Text passage
So what exactly will an Albanese Government look like, and how will it differ from the Morrison Government?

What Does A Majority Government Mean, And Is It Good?

More than a week after Anthony Albanese was sworn in as the Prime Minister, Labor has finally won enough seats to form a majority government — which means things will be pretty different to how they’d be if we had a Labor minority government.

Basically, they’ve got enough seats that they can pass bills without needing to pander to the Greens and the independents for support, which is a good thing for Labor — but not such a good thing for the influence of minor parties.

A minority government would have meant that Labor would need the support of the Greens, the independents and other minor parties to form government and pass legislation. In practice, this would’ve meant the Greens — now the third-largest party in Parliament — would have more of an influence in what does, and doesn’t, get passed.

While many politicians and news outlets would have you believe that minority governments are bad for Australia’s progress, this is actually far from the truth. In fact, Julia Gillard’s minority government was quite literally the most productive government in Australia’s history — passing more legislation than even Bob Hawke.

It’s still worth noting that sources tell the ABC that the Albanese Government is keen to strike deals with the Greens, teals and other independents to strengthen their bill passing ability.

“I think also more broadly that Anthony Albanese, the Prime Minister, has said that he is looking forward to working with the crossbench,” Independent MP Rebekha Sharkie told the ABC.

Work instructions
1 > Can you return, word for word, the stretch from "What Does A" through "Labor minority government." in the article above on Labor's majority government?
2 > Could you supply the next part of the article above on Labor's majority government, starting after its last sentence?

Data section
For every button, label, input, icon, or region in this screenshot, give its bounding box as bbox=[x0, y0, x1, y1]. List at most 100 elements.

Results in order
1 >
What Does A Majority Government Mean, And Is It Good?

More than a week after Anthony Albanese was sworn in as the Prime Minister, Labor has finally won enough seats to form a majority government — which means things will be pretty different to how they’d be if we had a Labor minority government.

2 >
“He recognises he has had a long-standing relationship with a number of us, Andrew Wilkie, myself, so I am just always optimistic, looking forward to seeing good governance in the next parliament.”

The difference now is that they don’t need to strike these deals.

Albanese’s Ministry

We already know some of the major figures in Albanese’s cabinet, who were sworn in last week before Albo and Penny Wong flew off to Tokyo for the Quad meeting.

Albanese gave his first address to senators and MPs on Tuesday morning, before getting down to the nitty-gritty of actually deciding who will form his Cabinet ministry.

“I want to remind you that you shouldn’t waste a day in government. We don’t intend to,”  Albanese told senators and MPs. “Australians have placed their trust in us and that brings with it an enormous responsibility.

“An enormous responsibility to deliver on the commitments that we made, the commitments for which we have a clear mandate as part of a majority Labor government… and deliver we will.”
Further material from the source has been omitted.